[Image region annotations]
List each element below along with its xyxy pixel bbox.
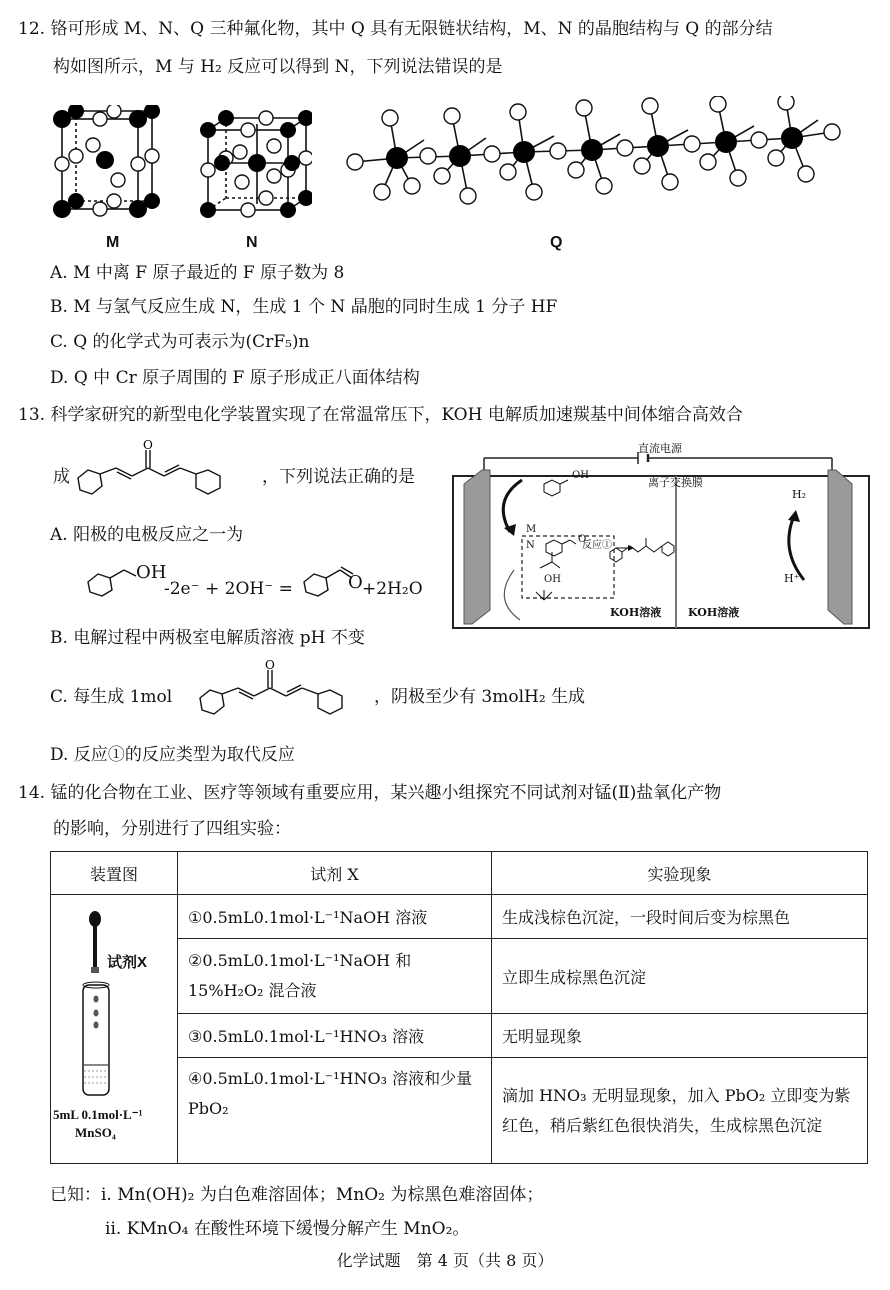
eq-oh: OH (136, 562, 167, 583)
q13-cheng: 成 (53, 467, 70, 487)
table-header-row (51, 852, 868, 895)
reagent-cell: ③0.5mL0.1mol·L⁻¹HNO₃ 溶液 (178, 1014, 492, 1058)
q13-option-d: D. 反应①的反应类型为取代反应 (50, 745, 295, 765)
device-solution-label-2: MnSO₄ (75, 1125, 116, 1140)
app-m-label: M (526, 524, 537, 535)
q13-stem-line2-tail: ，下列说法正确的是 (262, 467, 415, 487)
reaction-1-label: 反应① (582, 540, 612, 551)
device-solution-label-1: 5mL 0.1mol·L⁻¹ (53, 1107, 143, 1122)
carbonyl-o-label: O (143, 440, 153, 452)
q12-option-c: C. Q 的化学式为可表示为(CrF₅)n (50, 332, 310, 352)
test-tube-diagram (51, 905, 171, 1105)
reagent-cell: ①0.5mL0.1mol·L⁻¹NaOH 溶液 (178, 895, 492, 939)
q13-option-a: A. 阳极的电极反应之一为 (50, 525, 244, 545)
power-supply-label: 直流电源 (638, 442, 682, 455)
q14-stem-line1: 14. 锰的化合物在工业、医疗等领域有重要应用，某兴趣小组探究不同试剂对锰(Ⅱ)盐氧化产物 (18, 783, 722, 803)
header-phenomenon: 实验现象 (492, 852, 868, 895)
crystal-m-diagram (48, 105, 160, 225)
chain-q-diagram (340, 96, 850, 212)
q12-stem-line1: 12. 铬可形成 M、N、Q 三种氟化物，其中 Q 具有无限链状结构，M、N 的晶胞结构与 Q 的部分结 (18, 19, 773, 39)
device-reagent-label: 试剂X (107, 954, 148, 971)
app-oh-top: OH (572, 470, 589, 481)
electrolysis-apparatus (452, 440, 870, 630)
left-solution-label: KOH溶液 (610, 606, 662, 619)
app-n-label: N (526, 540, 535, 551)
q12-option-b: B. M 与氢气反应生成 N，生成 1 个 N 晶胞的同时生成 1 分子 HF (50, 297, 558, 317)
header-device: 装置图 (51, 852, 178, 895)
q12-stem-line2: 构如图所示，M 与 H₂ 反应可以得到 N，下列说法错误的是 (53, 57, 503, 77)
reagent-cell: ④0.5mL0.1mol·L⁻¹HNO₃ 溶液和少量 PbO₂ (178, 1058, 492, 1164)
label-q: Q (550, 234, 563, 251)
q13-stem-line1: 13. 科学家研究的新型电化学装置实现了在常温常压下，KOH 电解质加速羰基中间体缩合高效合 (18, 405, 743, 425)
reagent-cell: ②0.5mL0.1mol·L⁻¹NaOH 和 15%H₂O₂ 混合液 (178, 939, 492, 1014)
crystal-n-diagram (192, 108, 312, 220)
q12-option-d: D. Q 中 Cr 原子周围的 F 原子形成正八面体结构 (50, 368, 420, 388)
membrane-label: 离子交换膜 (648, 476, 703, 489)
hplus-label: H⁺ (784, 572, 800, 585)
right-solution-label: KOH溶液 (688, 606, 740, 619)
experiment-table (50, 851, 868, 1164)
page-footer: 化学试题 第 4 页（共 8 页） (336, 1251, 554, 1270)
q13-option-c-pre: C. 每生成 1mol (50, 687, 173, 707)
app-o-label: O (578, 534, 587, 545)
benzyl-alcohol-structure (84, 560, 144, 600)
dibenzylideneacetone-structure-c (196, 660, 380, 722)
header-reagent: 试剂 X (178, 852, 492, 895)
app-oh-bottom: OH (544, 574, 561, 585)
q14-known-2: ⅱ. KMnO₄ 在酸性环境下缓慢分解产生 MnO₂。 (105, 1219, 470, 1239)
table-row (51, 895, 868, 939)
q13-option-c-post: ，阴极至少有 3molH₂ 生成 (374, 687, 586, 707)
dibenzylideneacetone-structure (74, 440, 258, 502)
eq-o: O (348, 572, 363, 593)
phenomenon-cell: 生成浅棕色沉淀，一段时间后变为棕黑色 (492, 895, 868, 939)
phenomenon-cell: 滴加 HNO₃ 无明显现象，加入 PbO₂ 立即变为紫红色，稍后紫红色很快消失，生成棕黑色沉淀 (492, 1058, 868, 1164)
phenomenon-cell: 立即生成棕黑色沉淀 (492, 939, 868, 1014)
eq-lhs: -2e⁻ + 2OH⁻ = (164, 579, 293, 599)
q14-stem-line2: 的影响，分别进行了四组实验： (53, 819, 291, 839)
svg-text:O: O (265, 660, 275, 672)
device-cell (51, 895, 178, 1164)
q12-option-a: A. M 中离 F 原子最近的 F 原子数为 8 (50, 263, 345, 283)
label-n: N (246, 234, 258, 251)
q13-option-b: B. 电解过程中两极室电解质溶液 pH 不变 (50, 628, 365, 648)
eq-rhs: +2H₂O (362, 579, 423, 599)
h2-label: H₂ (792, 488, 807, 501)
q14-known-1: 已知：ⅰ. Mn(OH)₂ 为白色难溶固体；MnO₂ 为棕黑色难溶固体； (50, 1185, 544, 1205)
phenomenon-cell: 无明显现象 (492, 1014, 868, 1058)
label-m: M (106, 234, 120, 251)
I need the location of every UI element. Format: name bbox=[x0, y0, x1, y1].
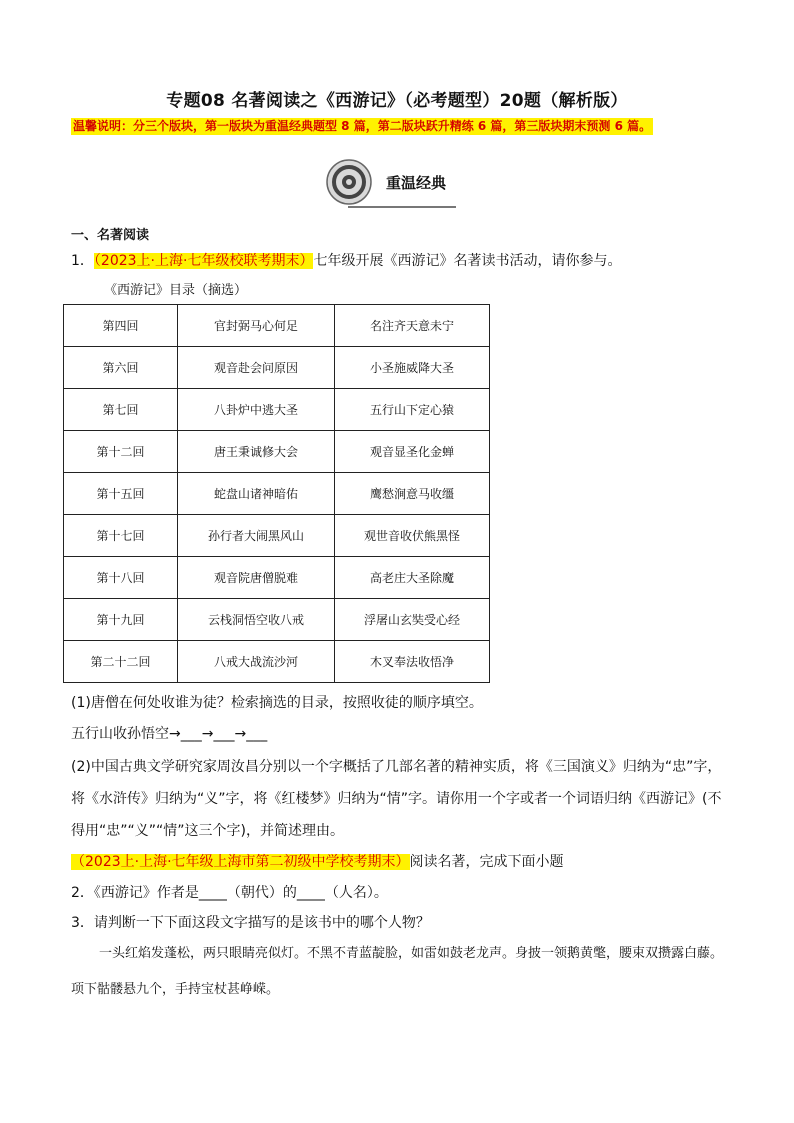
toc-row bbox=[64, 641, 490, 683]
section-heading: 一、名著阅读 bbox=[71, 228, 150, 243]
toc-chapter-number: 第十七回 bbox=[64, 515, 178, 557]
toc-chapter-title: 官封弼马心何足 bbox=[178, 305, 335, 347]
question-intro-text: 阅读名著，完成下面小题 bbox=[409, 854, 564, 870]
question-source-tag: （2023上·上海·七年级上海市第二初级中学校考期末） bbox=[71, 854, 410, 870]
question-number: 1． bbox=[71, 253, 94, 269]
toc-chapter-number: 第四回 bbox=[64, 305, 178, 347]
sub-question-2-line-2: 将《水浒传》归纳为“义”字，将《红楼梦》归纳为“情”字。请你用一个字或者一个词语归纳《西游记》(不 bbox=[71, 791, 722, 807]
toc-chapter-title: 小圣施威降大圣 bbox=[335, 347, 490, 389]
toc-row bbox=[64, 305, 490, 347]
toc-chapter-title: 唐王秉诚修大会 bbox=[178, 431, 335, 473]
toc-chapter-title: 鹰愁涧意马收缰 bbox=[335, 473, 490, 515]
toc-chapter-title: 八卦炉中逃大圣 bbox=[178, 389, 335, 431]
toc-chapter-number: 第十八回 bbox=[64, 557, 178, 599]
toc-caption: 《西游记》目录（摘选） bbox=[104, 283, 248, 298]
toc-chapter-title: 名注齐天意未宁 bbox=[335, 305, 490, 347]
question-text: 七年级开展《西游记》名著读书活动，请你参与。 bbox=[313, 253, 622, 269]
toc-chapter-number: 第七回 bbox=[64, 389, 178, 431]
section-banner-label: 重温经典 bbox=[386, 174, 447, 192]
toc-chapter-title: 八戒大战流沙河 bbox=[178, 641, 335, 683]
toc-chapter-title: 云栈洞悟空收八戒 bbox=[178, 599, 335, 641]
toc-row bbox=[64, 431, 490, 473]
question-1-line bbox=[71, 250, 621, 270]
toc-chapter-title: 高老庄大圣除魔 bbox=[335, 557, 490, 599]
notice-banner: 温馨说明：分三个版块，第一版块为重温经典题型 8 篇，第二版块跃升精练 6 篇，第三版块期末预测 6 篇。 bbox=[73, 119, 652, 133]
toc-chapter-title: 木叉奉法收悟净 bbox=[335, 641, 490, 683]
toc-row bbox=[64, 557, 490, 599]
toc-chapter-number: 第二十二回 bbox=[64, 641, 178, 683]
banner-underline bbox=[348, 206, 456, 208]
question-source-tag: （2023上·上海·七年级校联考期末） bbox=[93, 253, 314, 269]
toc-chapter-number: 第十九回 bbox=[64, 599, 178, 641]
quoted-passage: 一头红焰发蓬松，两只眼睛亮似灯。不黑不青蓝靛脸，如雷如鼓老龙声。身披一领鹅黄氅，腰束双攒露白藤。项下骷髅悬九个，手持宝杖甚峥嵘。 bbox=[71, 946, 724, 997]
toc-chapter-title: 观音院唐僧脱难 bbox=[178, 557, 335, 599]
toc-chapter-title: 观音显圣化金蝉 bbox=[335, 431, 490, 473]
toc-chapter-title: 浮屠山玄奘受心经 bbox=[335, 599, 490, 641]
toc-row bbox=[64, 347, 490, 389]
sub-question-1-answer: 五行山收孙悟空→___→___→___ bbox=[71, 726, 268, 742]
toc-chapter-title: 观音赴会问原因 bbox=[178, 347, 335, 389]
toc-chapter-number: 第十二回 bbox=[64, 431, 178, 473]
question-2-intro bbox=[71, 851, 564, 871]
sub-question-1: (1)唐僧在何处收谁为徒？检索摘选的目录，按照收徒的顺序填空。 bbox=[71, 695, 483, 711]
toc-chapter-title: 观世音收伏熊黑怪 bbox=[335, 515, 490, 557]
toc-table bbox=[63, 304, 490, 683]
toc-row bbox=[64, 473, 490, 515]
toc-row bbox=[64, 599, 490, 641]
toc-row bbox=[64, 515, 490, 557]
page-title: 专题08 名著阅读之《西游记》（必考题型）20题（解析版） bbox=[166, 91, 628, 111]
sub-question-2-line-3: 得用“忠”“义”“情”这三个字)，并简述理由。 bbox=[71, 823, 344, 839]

● WRITTEN REQUEST
Rewrite the stretch from the line containing "toc-row bbox=[64, 641, 490, 683]" through the line containing "toc-caption: 《西游记》目录（摘选） bbox=[104, 283, 248, 298]", renaming "toc-chapter-number" to "toc-chapter-index" and leaving everything else the same.

● RESULT BELOW
toc-row bbox=[64, 641, 490, 683]
section-heading: 一、名著阅读 bbox=[71, 228, 150, 243]
toc-chapter-index: 第十七回 bbox=[64, 515, 178, 557]
toc-chapter-title: 官封弼马心何足 bbox=[178, 305, 335, 347]
question-intro-text: 阅读名著，完成下面小题 bbox=[409, 854, 564, 870]
question-source-tag: （2023上·上海·七年级上海市第二初级中学校考期末） bbox=[71, 854, 410, 870]
question-number: 1． bbox=[71, 253, 94, 269]
toc-chapter-index: 第四回 bbox=[64, 305, 178, 347]
sub-question-2-line-2: 将《水浒传》归纳为“义”字，将《红楼梦》归纳为“情”字。请你用一个字或者一个词语归纳《西游记》(不 bbox=[71, 791, 722, 807]
toc-chapter-title: 小圣施威降大圣 bbox=[335, 347, 490, 389]
toc-row bbox=[64, 305, 490, 347]
toc-chapter-title: 唐王秉诚修大会 bbox=[178, 431, 335, 473]
toc-chapter-title: 鹰愁涧意马收缰 bbox=[335, 473, 490, 515]
toc-chapter-title: 八卦炉中逃大圣 bbox=[178, 389, 335, 431]
toc-chapter-index: 第十八回 bbox=[64, 557, 178, 599]
toc-caption: 《西游记》目录（摘选） bbox=[104, 283, 248, 298]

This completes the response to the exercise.